Record set:

== == ==

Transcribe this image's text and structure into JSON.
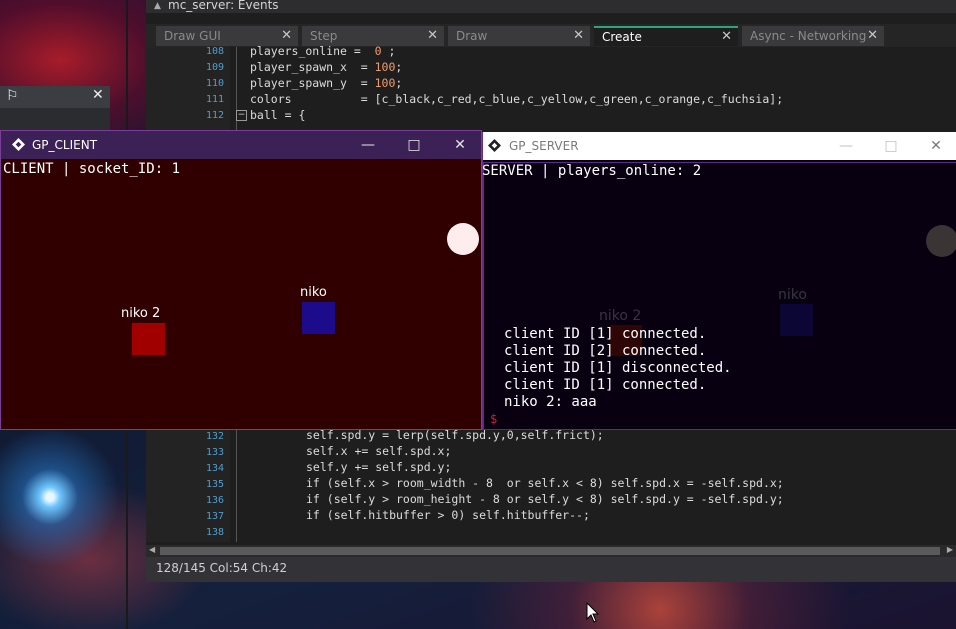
{
  "ide": {
    "title": "mc_server: Events",
    "tabs": [
      {
        "label": "Draw GUI",
        "active": false
      },
      {
        "label": "Step",
        "active": false
      },
      {
        "label": "Draw",
        "active": false
      },
      {
        "label": "Create",
        "active": true
      },
      {
        "label": "Async - Networking",
        "active": false
      }
    ],
    "code_top": [
      {
        "line": "108",
        "text": "players_online =  0 ;"
      },
      {
        "line": "109",
        "text": "player_spawn_x  = 100;"
      },
      {
        "line": "110",
        "text": "player_spawn_y  = 100;"
      },
      {
        "line": "111",
        "text": "colors          = [c_black,c_red,c_blue,c_yellow,c_green,c_orange,c_fuchsia];"
      },
      {
        "line": "112",
        "text": "ball = {"
      }
    ],
    "code_bottom": [
      {
        "line": "132",
        "text": "self.spd.y = lerp(self.spd.y,0,self.frict);"
      },
      {
        "line": "133",
        "text": "self.x += self.spd.x;"
      },
      {
        "line": "134",
        "text": "self.y += self.spd.y;"
      },
      {
        "line": "135",
        "text": "if (self.x > room_width - 8  or self.x < 8) self.spd.x = -self.spd.x;"
      },
      {
        "line": "136",
        "text": "if (self.y > room_height - 8 or self.y < 8) self.spd.y = -self.spd.y;"
      },
      {
        "line": "137",
        "text": "if (self.hitbuffer > 0) self.hitbuffer--;"
      },
      {
        "line": "138",
        "text": ""
      }
    ],
    "status": "128/145 Col:54 Ch:42"
  },
  "client": {
    "title": "GP_CLIENT",
    "header": "CLIENT | socket_ID: 1",
    "player_red_label": "niko 2",
    "player_blue_label": "niko",
    "colors": {
      "background": "#300000",
      "red_player": "#a00000",
      "blue_player": "#1c0c8c",
      "ball": "#ffecec"
    }
  },
  "server": {
    "title": "GP_SERVER",
    "header": "SERVER | players_online: 2",
    "player_red_label": "niko 2",
    "player_blue_label": "niko",
    "log": [
      "client ID [1] connected.",
      "client ID [2] connected.",
      "client ID [1] disconnected.",
      "client ID [1] connected.",
      "niko 2: aaa"
    ],
    "prompt": "$"
  },
  "icons": {
    "flag": "flag-icon",
    "window_minimize": "—",
    "window_maximize": "□",
    "window_close": "✕"
  }
}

== == ==

Problem statement:
From the listing above, print every entry precisely and drop the pictures.

The output:
Transcribe this image's text and structure into JSON.
{
  "ide": {
    "title": "mc_server: Events",
    "tabs": [
      {
        "label": "Draw GUI",
        "active": false
      },
      {
        "label": "Step",
        "active": false
      },
      {
        "label": "Draw",
        "active": false
      },
      {
        "label": "Create",
        "active": true
      },
      {
        "label": "Async - Networking",
        "active": false
      }
    ],
    "code_top": [
      {
        "line": "108",
        "text": "players_online =  0 ;"
      },
      {
        "line": "109",
        "text": "player_spawn_x  = 100;"
      },
      {
        "line": "110",
        "text": "player_spawn_y  = 100;"
      },
      {
        "line": "111",
        "text": "colors          = [c_black,c_red,c_blue,c_yellow,c_green,c_orange,c_fuchsia];"
      },
      {
        "line": "112",
        "text": "ball = {"
      }
    ],
    "code_bottom": [
      {
        "line": "132",
        "text": "self.spd.y = lerp(self.spd.y,0,self.frict);"
      },
      {
        "line": "133",
        "text": "self.x += self.spd.x;"
      },
      {
        "line": "134",
        "text": "self.y += self.spd.y;"
      },
      {
        "line": "135",
        "text": "if (self.x > room_width - 8  or self.x < 8) self.spd.x = -self.spd.x;"
      },
      {
        "line": "136",
        "text": "if (self.y > room_height - 8 or self.y < 8) self.spd.y = -self.spd.y;"
      },
      {
        "line": "137",
        "text": "if (self.hitbuffer > 0) self.hitbuffer--;"
      },
      {
        "line": "138",
        "text": ""
      }
    ],
    "status": "128/145 Col:54 Ch:42"
  },
  "client": {
    "title": "GP_CLIENT",
    "header": "CLIENT | socket_ID: 1",
    "player_red_label": "niko 2",
    "player_blue_label": "niko",
    "colors": {
      "background": "#300000",
      "red_player": "#a00000",
      "blue_player": "#1c0c8c",
      "ball": "#ffecec"
    }
  },
  "server": {
    "title": "GP_SERVER",
    "header": "SERVER | players_online: 2",
    "player_red_label": "niko 2",
    "player_blue_label": "niko",
    "log": [
      "client ID [1] connected.",
      "client ID [2] connected.",
      "client ID [1] disconnected.",
      "client ID [1] connected.",
      "niko 2: aaa"
    ],
    "prompt": "$"
  },
  "icons": {
    "flag": "flag-icon",
    "window_minimize": "—",
    "window_maximize": "□",
    "window_close": "✕"
  }
}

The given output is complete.